- **Problem requirements**
In full and without alteration, repeat the material.
— START Data section —
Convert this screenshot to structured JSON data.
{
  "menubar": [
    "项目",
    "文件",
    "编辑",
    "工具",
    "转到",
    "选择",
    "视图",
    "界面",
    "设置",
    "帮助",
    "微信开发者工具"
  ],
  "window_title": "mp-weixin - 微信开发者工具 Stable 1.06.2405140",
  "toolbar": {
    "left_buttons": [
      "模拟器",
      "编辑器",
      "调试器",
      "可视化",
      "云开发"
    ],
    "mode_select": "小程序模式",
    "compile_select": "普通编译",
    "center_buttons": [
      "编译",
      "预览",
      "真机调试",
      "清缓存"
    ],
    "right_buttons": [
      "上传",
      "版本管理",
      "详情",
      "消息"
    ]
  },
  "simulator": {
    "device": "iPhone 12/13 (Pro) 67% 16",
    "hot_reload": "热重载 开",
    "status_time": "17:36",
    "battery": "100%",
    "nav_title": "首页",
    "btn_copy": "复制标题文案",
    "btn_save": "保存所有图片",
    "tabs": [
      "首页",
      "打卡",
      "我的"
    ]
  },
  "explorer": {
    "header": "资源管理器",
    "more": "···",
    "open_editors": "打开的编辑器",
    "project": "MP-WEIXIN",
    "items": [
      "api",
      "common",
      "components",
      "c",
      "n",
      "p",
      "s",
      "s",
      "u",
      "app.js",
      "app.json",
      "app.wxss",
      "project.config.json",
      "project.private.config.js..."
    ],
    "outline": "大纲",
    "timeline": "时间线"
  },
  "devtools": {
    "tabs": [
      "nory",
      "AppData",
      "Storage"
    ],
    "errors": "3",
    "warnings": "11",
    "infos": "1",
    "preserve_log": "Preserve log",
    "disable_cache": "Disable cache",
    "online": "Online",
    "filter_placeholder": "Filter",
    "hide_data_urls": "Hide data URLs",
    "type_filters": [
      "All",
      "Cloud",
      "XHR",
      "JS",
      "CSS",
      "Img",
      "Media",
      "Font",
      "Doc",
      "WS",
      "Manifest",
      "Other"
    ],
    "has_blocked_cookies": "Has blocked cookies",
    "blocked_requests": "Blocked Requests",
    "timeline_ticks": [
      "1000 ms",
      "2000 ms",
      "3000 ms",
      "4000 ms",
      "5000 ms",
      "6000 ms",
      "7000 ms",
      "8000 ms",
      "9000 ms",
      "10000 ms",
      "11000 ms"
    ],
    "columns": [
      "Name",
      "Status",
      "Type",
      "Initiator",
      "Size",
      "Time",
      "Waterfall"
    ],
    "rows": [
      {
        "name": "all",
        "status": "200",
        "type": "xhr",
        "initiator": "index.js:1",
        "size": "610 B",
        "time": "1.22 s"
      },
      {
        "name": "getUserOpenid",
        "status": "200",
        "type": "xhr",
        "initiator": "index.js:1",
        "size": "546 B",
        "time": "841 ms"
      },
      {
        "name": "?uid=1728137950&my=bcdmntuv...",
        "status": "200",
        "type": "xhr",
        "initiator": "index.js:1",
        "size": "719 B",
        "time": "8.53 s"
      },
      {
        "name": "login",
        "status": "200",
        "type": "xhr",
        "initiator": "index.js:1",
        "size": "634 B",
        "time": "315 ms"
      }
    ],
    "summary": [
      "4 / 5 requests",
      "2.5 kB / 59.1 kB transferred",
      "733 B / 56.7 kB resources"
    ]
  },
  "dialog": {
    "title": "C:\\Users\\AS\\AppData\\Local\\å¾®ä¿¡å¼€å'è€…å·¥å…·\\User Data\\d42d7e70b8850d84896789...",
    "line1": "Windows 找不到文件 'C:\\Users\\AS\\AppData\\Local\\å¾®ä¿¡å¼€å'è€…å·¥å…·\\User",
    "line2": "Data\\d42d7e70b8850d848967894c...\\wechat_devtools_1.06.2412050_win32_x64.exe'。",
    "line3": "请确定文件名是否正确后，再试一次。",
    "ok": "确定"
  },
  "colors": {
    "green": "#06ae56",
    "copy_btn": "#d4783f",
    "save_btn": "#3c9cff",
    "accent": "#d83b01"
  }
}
— END Data section —
- **Response to this task**
Convert this screenshot to structured JSON data.
{
  "menubar": [
    "项目",
    "文件",
    "编辑",
    "工具",
    "转到",
    "选择",
    "视图",
    "界面",
    "设置",
    "帮助",
    "微信开发者工具"
  ],
  "window_title": "mp-weixin - 微信开发者工具 Stable 1.06.2405140",
  "toolbar": {
    "left_buttons": [
      "模拟器",
      "编辑器",
      "调试器",
      "可视化",
      "云开发"
    ],
    "mode_select": "小程序模式",
    "compile_select": "普通编译",
    "center_buttons": [
      "编译",
      "预览",
      "真机调试",
      "清缓存"
    ],
    "right_buttons": [
      "上传",
      "版本管理",
      "详情",
      "消息"
    ]
  },
  "simulator": {
    "device": "iPhone 12/13 (Pro) 67% 16",
    "hot_reload": "热重载 开",
    "status_time": "17:36",
    "battery": "100%",
    "nav_title": "首页",
    "btn_copy": "复制标题文案",
    "btn_save": "保存所有图片",
    "tabs": [
      "首页",
      "打卡",
      "我的"
    ]
  },
  "explorer": {
    "header": "资源管理器",
    "more": "···",
    "open_editors": "打开的编辑器",
    "project": "MP-WEIXIN",
    "items": [
      "api",
      "common",
      "components",
      "c",
      "n",
      "p",
      "s",
      "s",
      "u",
      "app.js",
      "app.json",
      "app.wxss",
      "project.config.json",
      "project.private.config.js..."
    ],
    "outline": "大纲",
    "timeline": "时间线"
  },
  "devtools": {
    "tabs": [
      "nory",
      "AppData",
      "Storage"
    ],
    "errors": "3",
    "warnings": "11",
    "infos": "1",
    "preserve_log": "Preserve log",
    "disable_cache": "Disable cache",
    "online": "Online",
    "filter_placeholder": "Filter",
    "hide_data_urls": "Hide data URLs",
    "type_filters": [
      "All",
      "Cloud",
      "XHR",
      "JS",
      "CSS",
      "Img",
      "Media",
      "Font",
      "Doc",
      "WS",
      "Manifest",
      "Other"
    ],
    "has_blocked_cookies": "Has blocked cookies",
    "blocked_requests": "Blocked Requests",
    "timeline_ticks": [
      "1000 ms",
      "2000 ms",
      "3000 ms",
      "4000 ms",
      "5000 ms",
      "6000 ms",
      "7000 ms",
      "8000 ms",
      "9000 ms",
      "10000 ms",
      "11000 ms"
    ],
    "columns": [
      "Name",
      "Status",
      "Type",
      "Initiator",
      "Size",
      "Time",
      "Waterfall"
    ],
    "rows": [
      {
        "name": "all",
        "status": "200",
        "type": "xhr",
        "initiator": "index.js:1",
        "size": "610 B",
        "time": "1.22 s"
      },
      {
        "name": "getUserOpenid",
        "status": "200",
        "type": "xhr",
        "initiator": "index.js:1",
        "size": "546 B",
        "time": "841 ms"
      },
      {
        "name": "?uid=1728137950&my=bcdmntuv...",
        "status": "200",
        "type": "xhr",
        "initiator": "index.js:1",
        "size": "719 B",
        "time": "8.53 s"
      },
      {
        "name": "login",
        "status": "200",
        "type": "xhr",
        "initiator": "index.js:1",
        "size": "634 B",
        "time": "315 ms"
      }
    ],
    "summary": [
      "4 / 5 requests",
      "2.5 kB / 59.1 kB transferred",
      "733 B / 56.7 kB resources"
    ]
  },
  "dialog": {
    "title": "C:\\Users\\AS\\AppData\\Local\\å¾®ä¿¡å¼€å'è€…å·¥å…·\\User Data\\d42d7e70b8850d84896789...",
    "line1": "Windows 找不到文件 'C:\\Users\\AS\\AppData\\Local\\å¾®ä¿¡å¼€å'è€…å·¥å…·\\User",
    "line2": "Data\\d42d7e70b8850d848967894c...\\wechat_devtools_1.06.2412050_win32_x64.exe'。",
    "line3": "请确定文件名是否正确后，再试一次。",
    "ok": "确定"
  },
  "colors": {
    "green": "#06ae56",
    "copy_btn": "#d4783f",
    "save_btn": "#3c9cff",
    "accent": "#d83b01"
  }
}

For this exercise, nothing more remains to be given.